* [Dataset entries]
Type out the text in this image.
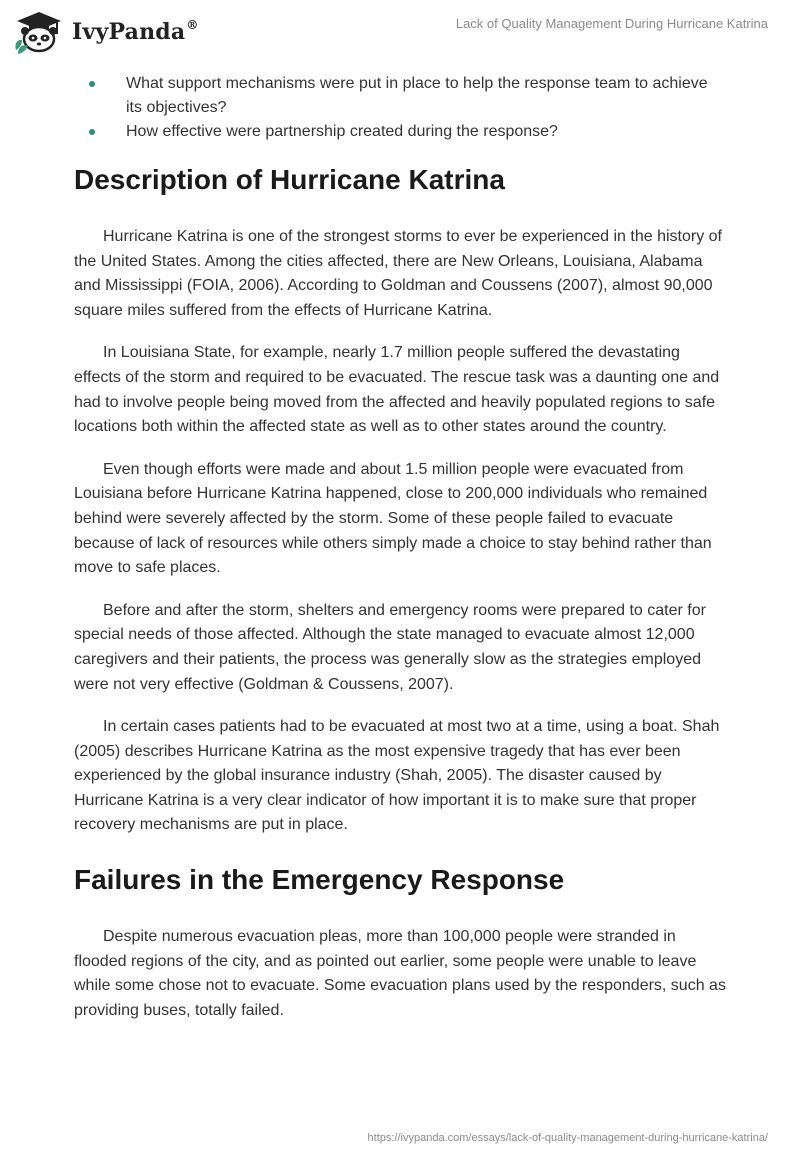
IvyPanda®	Lack of Quality Management During Hurricane Katrina
What support mechanisms were put in place to help the response team to achieve its objectives?
How effective were partnership created during the response?
Description of Hurricane Katrina

Hurricane Katrina is one of the strongest storms to ever be experienced in the history of the United States. Among the cities affected, there are New Orleans, Louisiana, Alabama and Mississippi (FOIA, 2006). According to Goldman and Coussens (2007), almost 90,000 square miles suffered from the effects of Hurricane Katrina.

In Louisiana State, for example, nearly 1.7 million people suffered the devastating effects of the storm and required to be evacuated. The rescue task was a daunting one and had to involve people being moved from the affected and heavily populated regions to safe locations both within the affected state as well as to other states around the country.

Even though efforts were made and about 1.5 million people were evacuated from Louisiana before Hurricane Katrina happened, close to 200,000 individuals who remained behind were severely affected by the storm. Some of these people failed to evacuate because of lack of resources while others simply made a choice to stay behind rather than move to safe places.

Before and after the storm, shelters and emergency rooms were prepared to cater for special needs of those affected. Although the state managed to evacuate almost 12,000 caregivers and their patients, the process was generally slow as the strategies employed were not very effective (Goldman & Coussens, 2007).

In certain cases patients had to be evacuated at most two at a time, using a boat. Shah (2005) describes Hurricane Katrina as the most expensive tragedy that has ever been experienced by the global insurance industry (Shah, 2005). The disaster caused by Hurricane Katrina is a very clear indicator of how important it is to make sure that proper recovery mechanisms are put in place.

Failures in the Emergency Response

Despite numerous evacuation pleas, more than 100,000 people were stranded in flooded regions of the city, and as pointed out earlier, some people were unable to leave while some chose not to evacuate. Some evacuation plans used by the responders, such as providing buses, totally failed.

https://ivypanda.com/essays/lack-of-quality-management-during-hurricane-katrina/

* [What is needed] Nothing but the pictures may be dropped; output the records above exactly.

* [Result]
Type out the text in this image.
IvyPanda®	Lack of Quality Management During Hurricane Katrina
What support mechanisms were put in place to help the response team to achieve its objectives?
How effective were partnership created during the response?
Description of Hurricane Katrina

Hurricane Katrina is one of the strongest storms to ever be experienced in the history of the United States. Among the cities affected, there are New Orleans, Louisiana, Alabama and Mississippi (FOIA, 2006). According to Goldman and Coussens (2007), almost 90,000 square miles suffered from the effects of Hurricane Katrina.

In Louisiana State, for example, nearly 1.7 million people suffered the devastating effects of the storm and required to be evacuated. The rescue task was a daunting one and had to involve people being moved from the affected and heavily populated regions to safe locations both within the affected state as well as to other states around the country.

Even though efforts were made and about 1.5 million people were evacuated from Louisiana before Hurricane Katrina happened, close to 200,000 individuals who remained behind were severely affected by the storm. Some of these people failed to evacuate because of lack of resources while others simply made a choice to stay behind rather than move to safe places.

Before and after the storm, shelters and emergency rooms were prepared to cater for special needs of those affected. Although the state managed to evacuate almost 12,000 caregivers and their patients, the process was generally slow as the strategies employed were not very effective (Goldman & Coussens, 2007).

In certain cases patients had to be evacuated at most two at a time, using a boat. Shah (2005) describes Hurricane Katrina as the most expensive tragedy that has ever been experienced by the global insurance industry (Shah, 2005). The disaster caused by Hurricane Katrina is a very clear indicator of how important it is to make sure that proper recovery mechanisms are put in place.

Failures in the Emergency Response

Despite numerous evacuation pleas, more than 100,000 people were stranded in flooded regions of the city, and as pointed out earlier, some people were unable to leave while some chose not to evacuate. Some evacuation plans used by the responders, such as providing buses, totally failed.

https://ivypanda.com/essays/lack-of-quality-management-during-hurricane-katrina/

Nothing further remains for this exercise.